[Begin SUPPLIED DATA]
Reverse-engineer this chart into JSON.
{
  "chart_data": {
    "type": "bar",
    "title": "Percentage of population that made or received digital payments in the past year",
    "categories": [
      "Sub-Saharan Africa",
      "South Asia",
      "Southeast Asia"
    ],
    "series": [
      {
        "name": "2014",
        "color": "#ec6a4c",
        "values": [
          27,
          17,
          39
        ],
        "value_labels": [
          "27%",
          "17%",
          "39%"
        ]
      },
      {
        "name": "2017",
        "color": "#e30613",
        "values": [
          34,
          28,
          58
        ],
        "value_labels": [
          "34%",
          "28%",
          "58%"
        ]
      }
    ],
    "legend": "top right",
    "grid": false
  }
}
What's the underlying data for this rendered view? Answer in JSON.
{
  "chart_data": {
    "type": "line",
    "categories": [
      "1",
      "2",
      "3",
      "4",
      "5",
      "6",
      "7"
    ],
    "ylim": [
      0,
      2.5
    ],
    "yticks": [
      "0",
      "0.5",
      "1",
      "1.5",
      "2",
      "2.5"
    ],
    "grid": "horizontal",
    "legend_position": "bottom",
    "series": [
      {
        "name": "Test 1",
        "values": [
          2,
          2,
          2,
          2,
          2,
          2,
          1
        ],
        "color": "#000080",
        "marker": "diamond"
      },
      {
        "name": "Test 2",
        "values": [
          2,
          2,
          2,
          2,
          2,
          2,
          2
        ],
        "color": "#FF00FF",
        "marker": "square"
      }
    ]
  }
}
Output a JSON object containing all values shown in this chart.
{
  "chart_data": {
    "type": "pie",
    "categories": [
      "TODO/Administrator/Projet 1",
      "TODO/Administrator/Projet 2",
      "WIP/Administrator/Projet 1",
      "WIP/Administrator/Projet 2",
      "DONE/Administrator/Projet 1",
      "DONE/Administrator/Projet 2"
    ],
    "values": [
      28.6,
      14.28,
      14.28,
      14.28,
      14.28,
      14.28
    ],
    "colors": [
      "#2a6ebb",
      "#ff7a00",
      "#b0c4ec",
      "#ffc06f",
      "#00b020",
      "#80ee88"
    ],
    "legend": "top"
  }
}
[End SUPPLIED DATA]
**THE REQUEST:**
Retype all of the material, keeping each line exact.

**SOLUTION FOR THIS TASK:**
Reverse-engineer this chart into JSON.
{
  "chart_data": {
    "type": "bar",
    "title": "Percentage of population that made or received digital payments in the past year",
    "categories": [
      "Sub-Saharan Africa",
      "South Asia",
      "Southeast Asia"
    ],
    "series": [
      {
        "name": "2014",
        "color": "#ec6a4c",
        "values": [
          27,
          17,
          39
        ],
        "value_labels": [
          "27%",
          "17%",
          "39%"
        ]
      },
      {
        "name": "2017",
        "color": "#e30613",
        "values": [
          34,
          28,
          58
        ],
        "value_labels": [
          "34%",
          "28%",
          "58%"
        ]
      }
    ],
    "legend": "top right",
    "grid": false
  }
}
What's the underlying data for this rendered view? Answer in JSON.
{
  "chart_data": {
    "type": "line",
    "categories": [
      "1",
      "2",
      "3",
      "4",
      "5",
      "6",
      "7"
    ],
    "ylim": [
      0,
      2.5
    ],
    "yticks": [
      "0",
      "0.5",
      "1",
      "1.5",
      "2",
      "2.5"
    ],
    "grid": "horizontal",
    "legend_position": "bottom",
    "series": [
      {
        "name": "Test 1",
        "values": [
          2,
          2,
          2,
          2,
          2,
          2,
          1
        ],
        "color": "#000080",
        "marker": "diamond"
      },
      {
        "name": "Test 2",
        "values": [
          2,
          2,
          2,
          2,
          2,
          2,
          2
        ],
        "color": "#FF00FF",
        "marker": "square"
      }
    ]
  }
}
Output a JSON object containing all values shown in this chart.
{
  "chart_data": {
    "type": "pie",
    "categories": [
      "TODO/Administrator/Projet 1",
      "TODO/Administrator/Projet 2",
      "WIP/Administrator/Projet 1",
      "WIP/Administrator/Projet 2",
      "DONE/Administrator/Projet 1",
      "DONE/Administrator/Projet 2"
    ],
    "values": [
      28.6,
      14.28,
      14.28,
      14.28,
      14.28,
      14.28
    ],
    "colors": [
      "#2a6ebb",
      "#ff7a00",
      "#b0c4ec",
      "#ffc06f",
      "#00b020",
      "#80ee88"
    ],
    "legend": "top"
  }
}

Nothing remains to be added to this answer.